Hedging against climate change in managed forests

A review paper published last month in Science highlights the threats to temperate forests posed by anthropogenic global warming.  Millar and Stephenson (2015) in particular focus on climate-change-related “hotter droughts”, compound stressors, and “megadisturbances” that can cause the collapse of forest ecosystems and interruption of ecosystem services such as water, biodiversity, and wood products. In light of the ongoing mountain pine beetle epidemic, this is not an abstract future scenario for British Columbian forests and the communities that depend on them.

• ENTRIES PROVIDED

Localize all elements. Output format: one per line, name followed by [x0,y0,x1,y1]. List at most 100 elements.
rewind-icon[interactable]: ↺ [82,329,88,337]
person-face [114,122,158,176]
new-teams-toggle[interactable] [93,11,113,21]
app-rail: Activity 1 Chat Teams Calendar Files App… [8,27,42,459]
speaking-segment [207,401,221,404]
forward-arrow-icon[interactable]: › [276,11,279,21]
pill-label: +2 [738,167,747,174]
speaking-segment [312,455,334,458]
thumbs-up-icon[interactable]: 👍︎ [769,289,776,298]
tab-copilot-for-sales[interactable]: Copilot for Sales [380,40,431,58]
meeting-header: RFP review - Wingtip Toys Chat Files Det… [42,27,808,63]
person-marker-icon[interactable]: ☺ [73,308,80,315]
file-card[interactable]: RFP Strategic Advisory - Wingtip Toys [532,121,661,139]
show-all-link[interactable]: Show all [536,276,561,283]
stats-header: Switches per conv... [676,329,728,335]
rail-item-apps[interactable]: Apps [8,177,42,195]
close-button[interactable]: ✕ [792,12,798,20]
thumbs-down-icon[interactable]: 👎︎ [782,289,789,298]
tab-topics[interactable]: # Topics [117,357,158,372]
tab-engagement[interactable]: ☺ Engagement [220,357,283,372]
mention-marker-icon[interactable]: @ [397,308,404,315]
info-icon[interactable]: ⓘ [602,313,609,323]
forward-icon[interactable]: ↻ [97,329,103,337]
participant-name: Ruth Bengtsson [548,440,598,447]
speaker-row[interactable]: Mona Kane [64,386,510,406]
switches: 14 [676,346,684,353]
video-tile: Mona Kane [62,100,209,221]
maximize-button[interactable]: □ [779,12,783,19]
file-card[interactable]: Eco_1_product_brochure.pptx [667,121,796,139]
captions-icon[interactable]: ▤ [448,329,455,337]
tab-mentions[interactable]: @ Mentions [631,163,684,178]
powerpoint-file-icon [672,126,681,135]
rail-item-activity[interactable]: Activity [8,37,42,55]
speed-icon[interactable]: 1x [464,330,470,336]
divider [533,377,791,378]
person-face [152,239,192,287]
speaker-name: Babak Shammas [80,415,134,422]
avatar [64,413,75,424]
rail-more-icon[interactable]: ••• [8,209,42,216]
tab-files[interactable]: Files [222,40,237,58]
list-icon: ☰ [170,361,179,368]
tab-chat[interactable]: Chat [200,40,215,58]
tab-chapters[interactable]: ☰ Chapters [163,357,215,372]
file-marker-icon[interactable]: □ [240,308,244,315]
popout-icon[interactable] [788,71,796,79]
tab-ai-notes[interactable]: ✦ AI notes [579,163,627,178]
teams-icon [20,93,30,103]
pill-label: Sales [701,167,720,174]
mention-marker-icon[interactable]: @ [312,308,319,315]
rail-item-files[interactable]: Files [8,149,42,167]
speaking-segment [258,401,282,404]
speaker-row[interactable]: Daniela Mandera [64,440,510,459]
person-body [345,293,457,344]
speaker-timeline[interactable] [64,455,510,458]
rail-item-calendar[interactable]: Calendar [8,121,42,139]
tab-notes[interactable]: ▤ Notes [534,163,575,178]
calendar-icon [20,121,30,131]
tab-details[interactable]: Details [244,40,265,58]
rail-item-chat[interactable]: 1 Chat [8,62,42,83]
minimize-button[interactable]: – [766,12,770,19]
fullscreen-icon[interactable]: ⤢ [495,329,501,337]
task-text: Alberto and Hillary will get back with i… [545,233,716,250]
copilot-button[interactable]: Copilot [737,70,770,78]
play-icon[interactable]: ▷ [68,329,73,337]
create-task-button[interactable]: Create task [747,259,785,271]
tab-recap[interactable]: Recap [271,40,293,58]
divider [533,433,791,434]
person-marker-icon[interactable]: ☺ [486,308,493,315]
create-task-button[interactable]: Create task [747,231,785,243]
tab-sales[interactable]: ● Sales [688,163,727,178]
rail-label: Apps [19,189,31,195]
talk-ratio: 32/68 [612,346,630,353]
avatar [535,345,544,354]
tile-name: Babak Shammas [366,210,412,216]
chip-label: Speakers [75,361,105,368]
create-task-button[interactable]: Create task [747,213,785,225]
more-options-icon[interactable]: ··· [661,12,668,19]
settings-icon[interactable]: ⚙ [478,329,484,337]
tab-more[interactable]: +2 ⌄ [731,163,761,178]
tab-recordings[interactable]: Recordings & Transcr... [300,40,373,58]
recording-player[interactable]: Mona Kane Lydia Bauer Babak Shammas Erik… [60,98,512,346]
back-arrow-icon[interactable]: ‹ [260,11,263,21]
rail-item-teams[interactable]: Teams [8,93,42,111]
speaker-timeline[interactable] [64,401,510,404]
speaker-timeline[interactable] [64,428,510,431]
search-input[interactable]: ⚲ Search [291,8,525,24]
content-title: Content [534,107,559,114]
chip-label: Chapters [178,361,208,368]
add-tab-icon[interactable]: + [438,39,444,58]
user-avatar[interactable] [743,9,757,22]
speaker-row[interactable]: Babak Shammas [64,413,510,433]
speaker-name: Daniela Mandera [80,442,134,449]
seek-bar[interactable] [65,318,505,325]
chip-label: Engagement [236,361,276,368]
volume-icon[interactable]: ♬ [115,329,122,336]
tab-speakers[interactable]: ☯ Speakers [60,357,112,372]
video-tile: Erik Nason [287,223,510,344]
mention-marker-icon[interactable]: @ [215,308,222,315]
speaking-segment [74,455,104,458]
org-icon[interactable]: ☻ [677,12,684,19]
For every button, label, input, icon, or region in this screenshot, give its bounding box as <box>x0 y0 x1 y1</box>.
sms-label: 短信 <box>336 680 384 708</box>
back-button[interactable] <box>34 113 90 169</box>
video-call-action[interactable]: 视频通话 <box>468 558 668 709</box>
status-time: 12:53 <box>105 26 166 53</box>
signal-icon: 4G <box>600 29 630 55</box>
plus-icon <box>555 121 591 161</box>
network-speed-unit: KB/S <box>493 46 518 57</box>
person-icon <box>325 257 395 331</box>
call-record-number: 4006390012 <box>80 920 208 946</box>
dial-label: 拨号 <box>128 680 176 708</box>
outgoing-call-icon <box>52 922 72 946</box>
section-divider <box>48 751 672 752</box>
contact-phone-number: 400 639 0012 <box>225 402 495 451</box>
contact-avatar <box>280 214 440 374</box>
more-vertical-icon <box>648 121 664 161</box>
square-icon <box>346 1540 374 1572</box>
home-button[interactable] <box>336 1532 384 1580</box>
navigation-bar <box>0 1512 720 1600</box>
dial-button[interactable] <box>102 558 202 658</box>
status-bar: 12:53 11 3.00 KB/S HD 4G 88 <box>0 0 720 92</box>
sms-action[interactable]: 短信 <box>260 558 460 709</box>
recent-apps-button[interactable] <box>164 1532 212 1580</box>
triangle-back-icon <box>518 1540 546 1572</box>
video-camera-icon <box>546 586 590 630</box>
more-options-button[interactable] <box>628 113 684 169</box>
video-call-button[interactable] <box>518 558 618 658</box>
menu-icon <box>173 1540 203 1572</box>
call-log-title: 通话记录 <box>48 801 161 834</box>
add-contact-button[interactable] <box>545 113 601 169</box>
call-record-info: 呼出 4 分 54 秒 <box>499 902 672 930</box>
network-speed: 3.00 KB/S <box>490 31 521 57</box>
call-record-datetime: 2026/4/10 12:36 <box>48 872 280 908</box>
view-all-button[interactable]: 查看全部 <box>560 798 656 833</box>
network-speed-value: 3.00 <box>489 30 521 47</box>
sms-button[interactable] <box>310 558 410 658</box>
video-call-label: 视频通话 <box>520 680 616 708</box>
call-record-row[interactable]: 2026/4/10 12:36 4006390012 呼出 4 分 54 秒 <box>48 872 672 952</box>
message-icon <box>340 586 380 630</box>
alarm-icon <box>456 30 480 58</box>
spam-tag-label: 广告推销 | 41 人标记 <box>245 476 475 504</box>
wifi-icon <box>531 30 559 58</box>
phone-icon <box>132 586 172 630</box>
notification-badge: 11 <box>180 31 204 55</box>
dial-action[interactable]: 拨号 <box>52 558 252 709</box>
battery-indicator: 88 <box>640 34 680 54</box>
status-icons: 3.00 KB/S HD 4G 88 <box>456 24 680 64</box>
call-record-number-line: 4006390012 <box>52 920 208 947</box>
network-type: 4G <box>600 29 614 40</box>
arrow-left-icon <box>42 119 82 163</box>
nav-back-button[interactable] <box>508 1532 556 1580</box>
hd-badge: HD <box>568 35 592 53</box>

• CHALLENGES
1. List every ecosystem service that the text on climate change in managed forests names as open to interruption.
2. Output the part of the text on climate change in managed forests that begins at the words "A review paper" and stops after "depend on them.".

• EXERCISE RESPONSES
1.
- Water
- Biodiversity
- Wood products

2.
A review paper published last month in Science highlights the threats to temperate forests posed by anthropogenic global warming.  Millar and Stephenson (2015) in particular focus on climate-change-related “hotter droughts”, compound stressors, and “megadisturbances” that can cause the collapse of forest ecosystems and interruption of ecosystem services such as water, biodiversity, and wood products. In light of the ongoing mountain pine beetle epidemic, this is not an abstract future scenario for British Columbian forests and the communities that depend on them.